Task material:
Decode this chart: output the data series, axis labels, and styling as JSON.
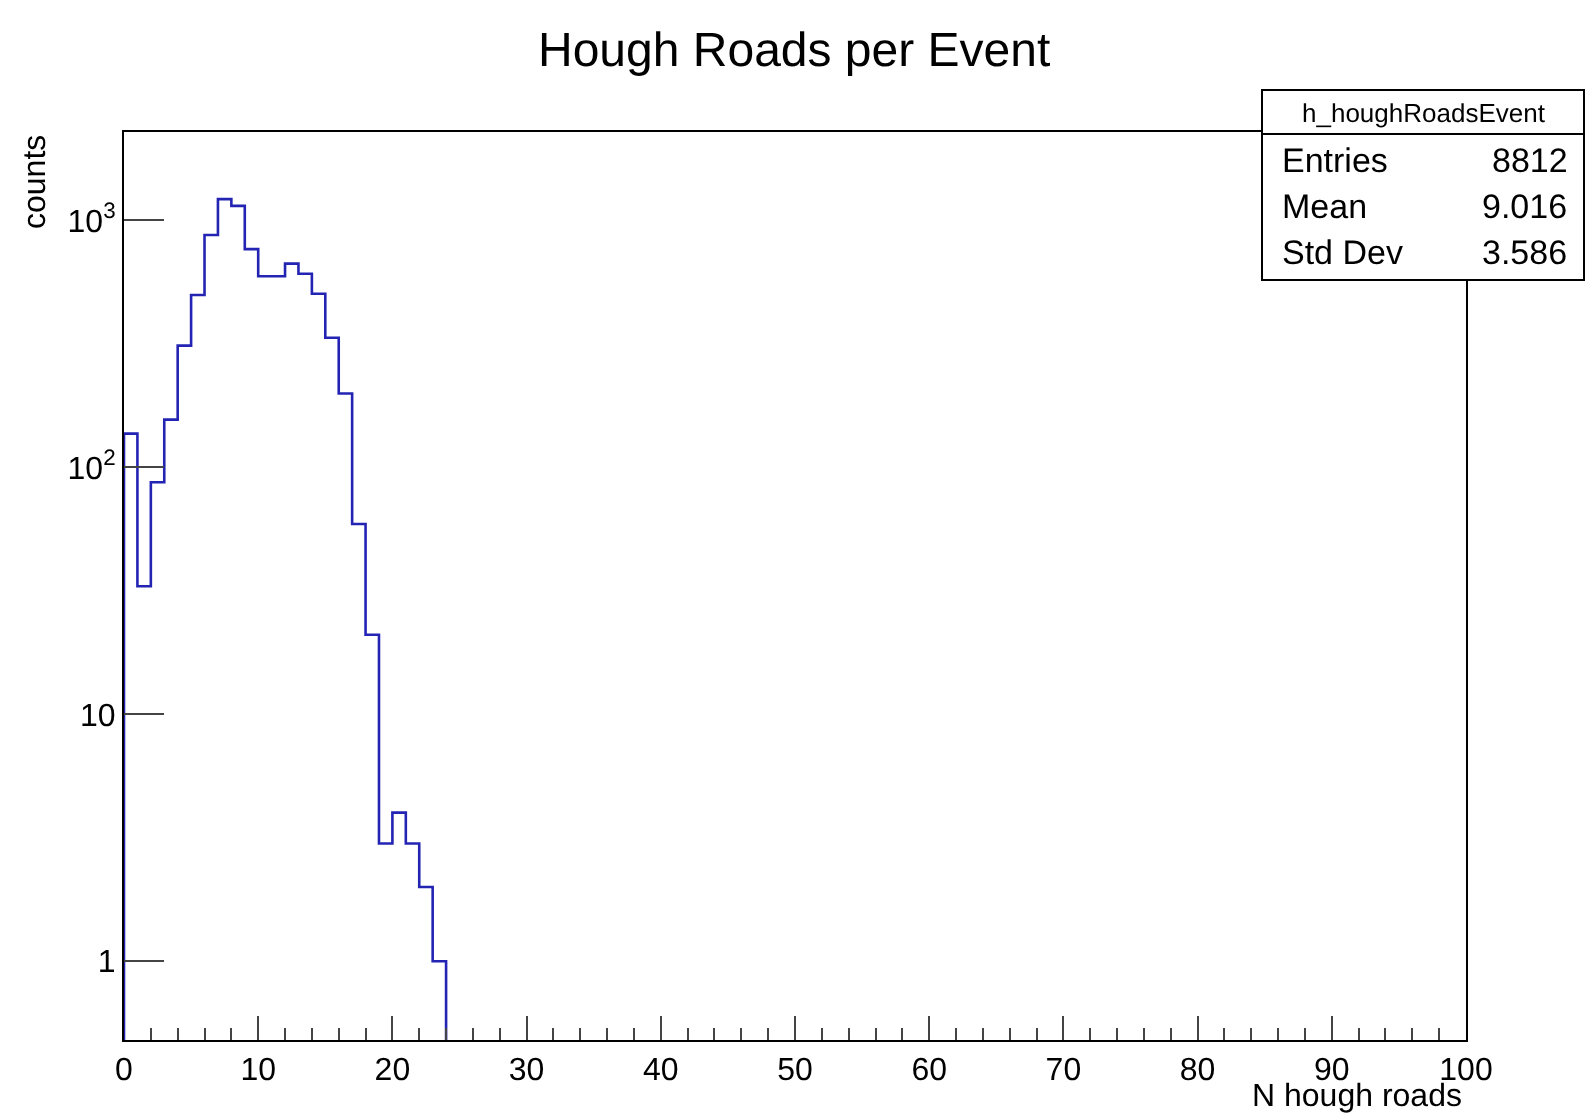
{
  "chart_data": {
    "type": "histogram",
    "title": "Hough Roads per Event",
    "xlabel": "N hough roads",
    "ylabel": "counts",
    "bins": [
      0,
      1,
      2,
      3,
      4,
      5,
      6,
      7,
      8,
      9,
      10,
      11,
      12,
      13,
      14,
      15,
      16,
      17,
      18,
      19,
      20,
      21,
      22,
      23,
      24
    ],
    "values": [
      137,
      33,
      87,
      156,
      311,
      499,
      873,
      1219,
      1145,
      765,
      594,
      594,
      668,
      608,
      505,
      335,
      199,
      59,
      21,
      3,
      4,
      3,
      2,
      1
    ],
    "color": "#2424b4",
    "log": "y",
    "xlim": [
      0,
      100
    ],
    "xticks": [
      0,
      10,
      20,
      30,
      40,
      50,
      60,
      70,
      80,
      90,
      100
    ],
    "ylim": [
      0.48,
      2280
    ],
    "yticks": [
      1,
      10,
      {
        "value": 100,
        "label": "10$^{2}$"
      },
      {
        "value": 1000,
        "label": "10$^{3}$"
      }
    ],
    "annotations": [
      "h_houghRoadsEvent",
      "Entries",
      "8812",
      "Mean",
      "9.016",
      "Std Dev",
      "3.586"
    ]
  }
}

Aim:
Replicate the material above verbatim; images stay out of the copy.

The completed task:
Decode this chart: output the data series, axis labels, and styling as JSON.
{
  "chart_data": {
    "type": "histogram",
    "title": "Hough Roads per Event",
    "xlabel": "N hough roads",
    "ylabel": "counts",
    "bins": [
      0,
      1,
      2,
      3,
      4,
      5,
      6,
      7,
      8,
      9,
      10,
      11,
      12,
      13,
      14,
      15,
      16,
      17,
      18,
      19,
      20,
      21,
      22,
      23,
      24
    ],
    "values": [
      137,
      33,
      87,
      156,
      311,
      499,
      873,
      1219,
      1145,
      765,
      594,
      594,
      668,
      608,
      505,
      335,
      199,
      59,
      21,
      3,
      4,
      3,
      2,
      1
    ],
    "color": "#2424b4",
    "log": "y",
    "xlim": [
      0,
      100
    ],
    "xticks": [
      0,
      10,
      20,
      30,
      40,
      50,
      60,
      70,
      80,
      90,
      100
    ],
    "ylim": [
      0.48,
      2280
    ],
    "yticks": [
      1,
      10,
      {
        "value": 100,
        "label": "10$^{2}$"
      },
      {
        "value": 1000,
        "label": "10$^{3}$"
      }
    ],
    "annotations": [
      "h_houghRoadsEvent",
      "Entries",
      "8812",
      "Mean",
      "9.016",
      "Std Dev",
      "3.586"
    ]
  }
}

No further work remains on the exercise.